→ **TASK DIRECTIONS**
Every line in the listing is to be echoed verbatim.

→ **WORKING DATA**
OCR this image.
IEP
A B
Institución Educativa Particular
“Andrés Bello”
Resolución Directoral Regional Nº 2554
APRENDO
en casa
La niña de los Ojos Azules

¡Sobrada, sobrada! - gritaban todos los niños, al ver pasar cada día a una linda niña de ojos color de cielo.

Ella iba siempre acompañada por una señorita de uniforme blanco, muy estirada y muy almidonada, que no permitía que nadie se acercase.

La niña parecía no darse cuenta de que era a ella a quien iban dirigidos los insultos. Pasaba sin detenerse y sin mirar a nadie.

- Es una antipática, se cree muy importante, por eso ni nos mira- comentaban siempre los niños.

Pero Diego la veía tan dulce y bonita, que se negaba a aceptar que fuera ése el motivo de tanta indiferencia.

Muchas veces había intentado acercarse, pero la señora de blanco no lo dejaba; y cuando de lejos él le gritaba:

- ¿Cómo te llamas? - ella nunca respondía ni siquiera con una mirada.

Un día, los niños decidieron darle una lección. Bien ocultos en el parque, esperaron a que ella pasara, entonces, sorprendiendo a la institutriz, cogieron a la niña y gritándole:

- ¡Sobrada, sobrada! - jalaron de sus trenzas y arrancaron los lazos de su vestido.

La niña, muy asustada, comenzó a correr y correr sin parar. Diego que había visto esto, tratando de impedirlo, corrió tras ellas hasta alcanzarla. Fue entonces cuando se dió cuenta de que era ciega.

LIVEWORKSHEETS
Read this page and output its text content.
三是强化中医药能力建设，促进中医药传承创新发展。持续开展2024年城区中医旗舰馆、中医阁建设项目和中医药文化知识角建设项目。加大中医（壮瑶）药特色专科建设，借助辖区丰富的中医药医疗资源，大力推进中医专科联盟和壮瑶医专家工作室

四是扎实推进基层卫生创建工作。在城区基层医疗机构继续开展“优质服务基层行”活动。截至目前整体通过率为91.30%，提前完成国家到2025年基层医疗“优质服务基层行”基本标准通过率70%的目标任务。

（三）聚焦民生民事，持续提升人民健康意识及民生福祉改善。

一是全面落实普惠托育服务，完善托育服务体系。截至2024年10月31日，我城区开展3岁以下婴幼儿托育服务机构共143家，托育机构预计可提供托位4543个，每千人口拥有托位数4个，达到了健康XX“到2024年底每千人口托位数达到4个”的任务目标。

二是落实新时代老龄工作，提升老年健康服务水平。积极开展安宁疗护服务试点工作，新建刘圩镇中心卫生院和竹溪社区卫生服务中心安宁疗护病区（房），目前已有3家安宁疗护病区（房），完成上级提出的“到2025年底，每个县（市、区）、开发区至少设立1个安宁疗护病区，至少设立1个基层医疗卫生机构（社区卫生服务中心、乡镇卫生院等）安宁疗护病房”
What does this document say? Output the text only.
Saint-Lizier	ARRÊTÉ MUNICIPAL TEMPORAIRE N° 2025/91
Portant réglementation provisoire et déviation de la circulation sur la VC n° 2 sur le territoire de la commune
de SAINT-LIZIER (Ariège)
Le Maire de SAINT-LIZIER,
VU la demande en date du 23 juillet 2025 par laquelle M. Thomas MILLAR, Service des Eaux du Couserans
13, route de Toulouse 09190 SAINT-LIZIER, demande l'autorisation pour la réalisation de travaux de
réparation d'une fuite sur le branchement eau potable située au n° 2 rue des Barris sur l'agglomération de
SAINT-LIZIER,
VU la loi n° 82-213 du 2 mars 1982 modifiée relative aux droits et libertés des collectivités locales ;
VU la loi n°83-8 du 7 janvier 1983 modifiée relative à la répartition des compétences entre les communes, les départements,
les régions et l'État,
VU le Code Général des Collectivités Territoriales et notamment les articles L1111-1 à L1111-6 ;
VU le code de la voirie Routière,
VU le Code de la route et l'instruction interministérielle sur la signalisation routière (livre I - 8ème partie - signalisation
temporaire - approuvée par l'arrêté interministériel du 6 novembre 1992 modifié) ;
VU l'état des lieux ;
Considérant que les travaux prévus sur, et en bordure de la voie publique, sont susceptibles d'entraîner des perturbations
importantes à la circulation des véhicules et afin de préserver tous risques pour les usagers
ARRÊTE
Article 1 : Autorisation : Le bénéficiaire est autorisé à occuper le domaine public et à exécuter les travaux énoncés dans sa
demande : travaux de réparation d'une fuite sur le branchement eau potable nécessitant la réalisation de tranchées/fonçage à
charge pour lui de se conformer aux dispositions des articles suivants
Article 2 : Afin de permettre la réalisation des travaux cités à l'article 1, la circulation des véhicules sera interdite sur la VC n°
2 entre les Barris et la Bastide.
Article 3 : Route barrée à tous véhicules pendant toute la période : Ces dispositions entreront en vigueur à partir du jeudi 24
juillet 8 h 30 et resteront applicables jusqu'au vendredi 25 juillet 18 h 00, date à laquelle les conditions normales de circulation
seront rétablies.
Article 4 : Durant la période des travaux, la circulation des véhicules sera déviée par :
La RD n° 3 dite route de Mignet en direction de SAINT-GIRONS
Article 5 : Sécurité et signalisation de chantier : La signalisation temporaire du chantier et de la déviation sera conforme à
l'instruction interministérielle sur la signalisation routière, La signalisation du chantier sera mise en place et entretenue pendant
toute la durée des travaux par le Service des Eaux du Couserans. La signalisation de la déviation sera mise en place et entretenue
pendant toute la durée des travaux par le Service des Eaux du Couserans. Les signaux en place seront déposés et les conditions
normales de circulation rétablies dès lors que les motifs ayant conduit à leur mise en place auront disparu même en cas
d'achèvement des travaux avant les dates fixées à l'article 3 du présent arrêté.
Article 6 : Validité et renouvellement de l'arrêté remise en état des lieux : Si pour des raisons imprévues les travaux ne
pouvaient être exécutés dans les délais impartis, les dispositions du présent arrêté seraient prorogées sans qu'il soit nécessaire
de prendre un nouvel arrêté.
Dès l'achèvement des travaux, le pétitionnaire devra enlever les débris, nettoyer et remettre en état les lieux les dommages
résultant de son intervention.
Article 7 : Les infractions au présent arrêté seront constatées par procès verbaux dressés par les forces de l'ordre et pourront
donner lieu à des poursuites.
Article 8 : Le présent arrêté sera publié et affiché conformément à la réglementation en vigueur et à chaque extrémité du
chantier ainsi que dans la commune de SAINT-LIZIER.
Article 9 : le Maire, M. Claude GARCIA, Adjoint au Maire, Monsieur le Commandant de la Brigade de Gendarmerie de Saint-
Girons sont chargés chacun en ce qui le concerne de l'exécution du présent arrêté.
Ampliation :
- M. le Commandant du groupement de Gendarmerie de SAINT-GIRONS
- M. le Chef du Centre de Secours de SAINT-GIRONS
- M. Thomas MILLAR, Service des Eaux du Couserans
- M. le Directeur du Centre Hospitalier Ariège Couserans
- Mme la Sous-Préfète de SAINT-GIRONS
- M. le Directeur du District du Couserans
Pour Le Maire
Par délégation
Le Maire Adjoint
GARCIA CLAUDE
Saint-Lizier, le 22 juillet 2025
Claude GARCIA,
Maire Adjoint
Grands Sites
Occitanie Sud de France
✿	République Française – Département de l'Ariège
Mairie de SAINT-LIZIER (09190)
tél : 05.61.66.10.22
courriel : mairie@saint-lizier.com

→ **ANSWER FOR THIS EXERCISE**
OCR this image.
IEP
A B
Institución Educativa Particular
“Andrés Bello”
Resolución Directoral Regional Nº 2554
APRENDO
en casa
La niña de los Ojos Azules

¡Sobrada, sobrada! - gritaban todos los niños, al ver pasar cada día a una linda niña de ojos color de cielo.

Ella iba siempre acompañada por una señorita de uniforme blanco, muy estirada y muy almidonada, que no permitía que nadie se acercase.

La niña parecía no darse cuenta de que era a ella a quien iban dirigidos los insultos. Pasaba sin detenerse y sin mirar a nadie.

- Es una antipática, se cree muy importante, por eso ni nos mira- comentaban siempre los niños.

Pero Diego la veía tan dulce y bonita, que se negaba a aceptar que fuera ése el motivo de tanta indiferencia.

Muchas veces había intentado acercarse, pero la señora de blanco no lo dejaba; y cuando de lejos él le gritaba:

- ¿Cómo te llamas? - ella nunca respondía ni siquiera con una mirada.

Un día, los niños decidieron darle una lección. Bien ocultos en el parque, esperaron a que ella pasara, entonces, sorprendiendo a la institutriz, cogieron a la niña y gritándole:

- ¡Sobrada, sobrada! - jalaron de sus trenzas y arrancaron los lazos de su vestido.

La niña, muy asustada, comenzó a correr y correr sin parar. Diego que había visto esto, tratando de impedirlo, corrió tras ellas hasta alcanzarla. Fue entonces cuando se dió cuenta de que era ciega.

LIVEWORKSHEETS
Read this page and output its text content.
三是强化中医药能力建设，促进中医药传承创新发展。持续开展2024年城区中医旗舰馆、中医阁建设项目和中医药文化知识角建设项目。加大中医（壮瑶）药特色专科建设，借助辖区丰富的中医药医疗资源，大力推进中医专科联盟和壮瑶医专家工作室

四是扎实推进基层卫生创建工作。在城区基层医疗机构继续开展“优质服务基层行”活动。截至目前整体通过率为91.30%，提前完成国家到2025年基层医疗“优质服务基层行”基本标准通过率70%的目标任务。

（三）聚焦民生民事，持续提升人民健康意识及民生福祉改善。

一是全面落实普惠托育服务，完善托育服务体系。截至2024年10月31日，我城区开展3岁以下婴幼儿托育服务机构共143家，托育机构预计可提供托位4543个，每千人口拥有托位数4个，达到了健康XX“到2024年底每千人口托位数达到4个”的任务目标。

二是落实新时代老龄工作，提升老年健康服务水平。积极开展安宁疗护服务试点工作，新建刘圩镇中心卫生院和竹溪社区卫生服务中心安宁疗护病区（房），目前已有3家安宁疗护病区（房），完成上级提出的“到2025年底，每个县（市、区）、开发区至少设立1个安宁疗护病区，至少设立1个基层医疗卫生机构（社区卫生服务中心、乡镇卫生院等）安宁疗护病房”
What does this document say? Output the text only.
Saint-Lizier	ARRÊTÉ MUNICIPAL TEMPORAIRE N° 2025/91
Portant réglementation provisoire et déviation de la circulation sur la VC n° 2 sur le territoire de la commune
de SAINT-LIZIER (Ariège)
Le Maire de SAINT-LIZIER,
VU la demande en date du 23 juillet 2025 par laquelle M. Thomas MILLAR, Service des Eaux du Couserans
13, route de Toulouse 09190 SAINT-LIZIER, demande l'autorisation pour la réalisation de travaux de
réparation d'une fuite sur le branchement eau potable située au n° 2 rue des Barris sur l'agglomération de
SAINT-LIZIER,
VU la loi n° 82-213 du 2 mars 1982 modifiée relative aux droits et libertés des collectivités locales ;
VU la loi n°83-8 du 7 janvier 1983 modifiée relative à la répartition des compétences entre les communes, les départements,
les régions et l'État,
VU le Code Général des Collectivités Territoriales et notamment les articles L1111-1 à L1111-6 ;
VU le code de la voirie Routière,
VU le Code de la route et l'instruction interministérielle sur la signalisation routière (livre I - 8ème partie - signalisation
temporaire - approuvée par l'arrêté interministériel du 6 novembre 1992 modifié) ;
VU l'état des lieux ;
Considérant que les travaux prévus sur, et en bordure de la voie publique, sont susceptibles d'entraîner des perturbations
importantes à la circulation des véhicules et afin de préserver tous risques pour les usagers
ARRÊTE
Article 1 : Autorisation : Le bénéficiaire est autorisé à occuper le domaine public et à exécuter les travaux énoncés dans sa
demande : travaux de réparation d'une fuite sur le branchement eau potable nécessitant la réalisation de tranchées/fonçage à
charge pour lui de se conformer aux dispositions des articles suivants
Article 2 : Afin de permettre la réalisation des travaux cités à l'article 1, la circulation des véhicules sera interdite sur la VC n°
2 entre les Barris et la Bastide.
Article 3 : Route barrée à tous véhicules pendant toute la période : Ces dispositions entreront en vigueur à partir du jeudi 24
juillet 8 h 30 et resteront applicables jusqu'au vendredi 25 juillet 18 h 00, date à laquelle les conditions normales de circulation
seront rétablies.
Article 4 : Durant la période des travaux, la circulation des véhicules sera déviée par :
La RD n° 3 dite route de Mignet en direction de SAINT-GIRONS
Article 5 : Sécurité et signalisation de chantier : La signalisation temporaire du chantier et de la déviation sera conforme à
l'instruction interministérielle sur la signalisation routière, La signalisation du chantier sera mise en place et entretenue pendant
toute la durée des travaux par le Service des Eaux du Couserans. La signalisation de la déviation sera mise en place et entretenue
pendant toute la durée des travaux par le Service des Eaux du Couserans. Les signaux en place seront déposés et les conditions
normales de circulation rétablies dès lors que les motifs ayant conduit à leur mise en place auront disparu même en cas
d'achèvement des travaux avant les dates fixées à l'article 3 du présent arrêté.
Article 6 : Validité et renouvellement de l'arrêté remise en état des lieux : Si pour des raisons imprévues les travaux ne
pouvaient être exécutés dans les délais impartis, les dispositions du présent arrêté seraient prorogées sans qu'il soit nécessaire
de prendre un nouvel arrêté.
Dès l'achèvement des travaux, le pétitionnaire devra enlever les débris, nettoyer et remettre en état les lieux les dommages
résultant de son intervention.
Article 7 : Les infractions au présent arrêté seront constatées par procès verbaux dressés par les forces de l'ordre et pourront
donner lieu à des poursuites.
Article 8 : Le présent arrêté sera publié et affiché conformément à la réglementation en vigueur et à chaque extrémité du
chantier ainsi que dans la commune de SAINT-LIZIER.
Article 9 : le Maire, M. Claude GARCIA, Adjoint au Maire, Monsieur le Commandant de la Brigade de Gendarmerie de Saint-
Girons sont chargés chacun en ce qui le concerne de l'exécution du présent arrêté.
Ampliation :
- M. le Commandant du groupement de Gendarmerie de SAINT-GIRONS
- M. le Chef du Centre de Secours de SAINT-GIRONS
- M. Thomas MILLAR, Service des Eaux du Couserans
- M. le Directeur du Centre Hospitalier Ariège Couserans
- Mme la Sous-Préfète de SAINT-GIRONS
- M. le Directeur du District du Couserans
Pour Le Maire
Par délégation
Le Maire Adjoint
GARCIA CLAUDE
Saint-Lizier, le 22 juillet 2025
Claude GARCIA,
Maire Adjoint
Grands Sites
Occitanie Sud de France
✿	République Française – Département de l'Ariège
Mairie de SAINT-LIZIER (09190)
tél : 05.61.66.10.22
courriel : mairie@saint-lizier.com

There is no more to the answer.